» Exercise directions: Write the entries out again exactly as they stand, but without the pictures.

» Data excerpts:
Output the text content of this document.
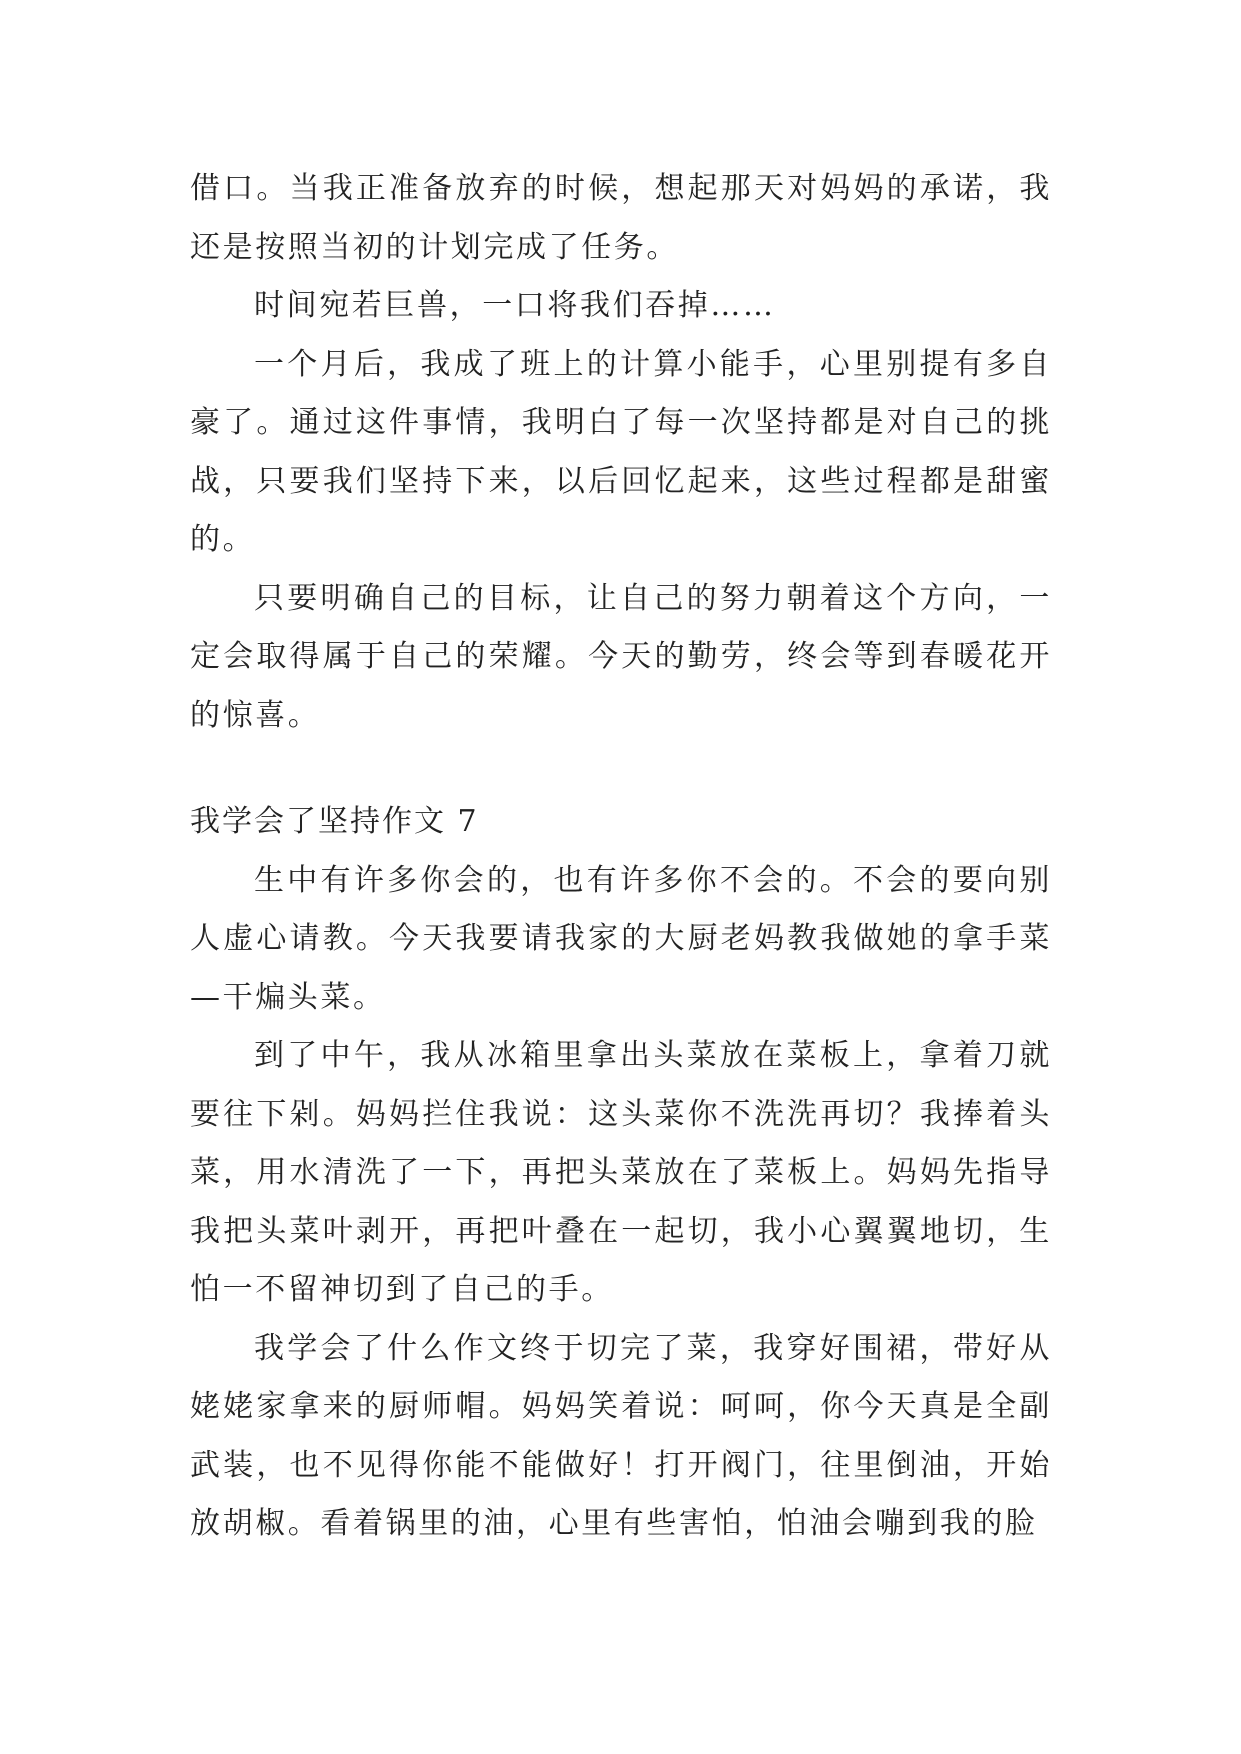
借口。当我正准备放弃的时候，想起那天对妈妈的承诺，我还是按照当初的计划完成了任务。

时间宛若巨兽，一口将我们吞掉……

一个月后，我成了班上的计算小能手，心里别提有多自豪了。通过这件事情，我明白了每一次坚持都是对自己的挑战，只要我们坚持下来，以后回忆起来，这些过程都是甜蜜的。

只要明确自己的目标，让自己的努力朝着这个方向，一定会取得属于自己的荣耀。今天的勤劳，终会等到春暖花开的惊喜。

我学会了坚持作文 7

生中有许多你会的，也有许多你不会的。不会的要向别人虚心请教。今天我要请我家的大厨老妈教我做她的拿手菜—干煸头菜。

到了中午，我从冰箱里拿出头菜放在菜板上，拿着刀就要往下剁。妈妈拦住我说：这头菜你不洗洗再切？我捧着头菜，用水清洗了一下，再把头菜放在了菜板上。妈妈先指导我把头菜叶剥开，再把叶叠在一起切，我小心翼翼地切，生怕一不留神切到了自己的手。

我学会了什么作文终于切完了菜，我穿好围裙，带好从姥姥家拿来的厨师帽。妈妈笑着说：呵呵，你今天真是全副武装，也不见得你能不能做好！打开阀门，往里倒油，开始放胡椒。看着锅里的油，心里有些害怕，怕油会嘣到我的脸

» Expected answer:
Output the text content of this document.
借口。当我正准备放弃的时候，想起那天对妈妈的承诺，我还是按照当初的计划完成了任务。

时间宛若巨兽，一口将我们吞掉……

一个月后，我成了班上的计算小能手，心里别提有多自豪了。通过这件事情，我明白了每一次坚持都是对自己的挑战，只要我们坚持下来，以后回忆起来，这些过程都是甜蜜的。

只要明确自己的目标，让自己的努力朝着这个方向，一定会取得属于自己的荣耀。今天的勤劳，终会等到春暖花开的惊喜。

我学会了坚持作文 7

生中有许多你会的，也有许多你不会的。不会的要向别人虚心请教。今天我要请我家的大厨老妈教我做她的拿手菜—干煸头菜。

到了中午，我从冰箱里拿出头菜放在菜板上，拿着刀就要往下剁。妈妈拦住我说：这头菜你不洗洗再切？我捧着头菜，用水清洗了一下，再把头菜放在了菜板上。妈妈先指导我把头菜叶剥开，再把叶叠在一起切，我小心翼翼地切，生怕一不留神切到了自己的手。

我学会了什么作文终于切完了菜，我穿好围裙，带好从姥姥家拿来的厨师帽。妈妈笑着说：呵呵，你今天真是全副武装，也不见得你能不能做好！打开阀门，往里倒油，开始放胡椒。看着锅里的油，心里有些害怕，怕油会嘣到我的脸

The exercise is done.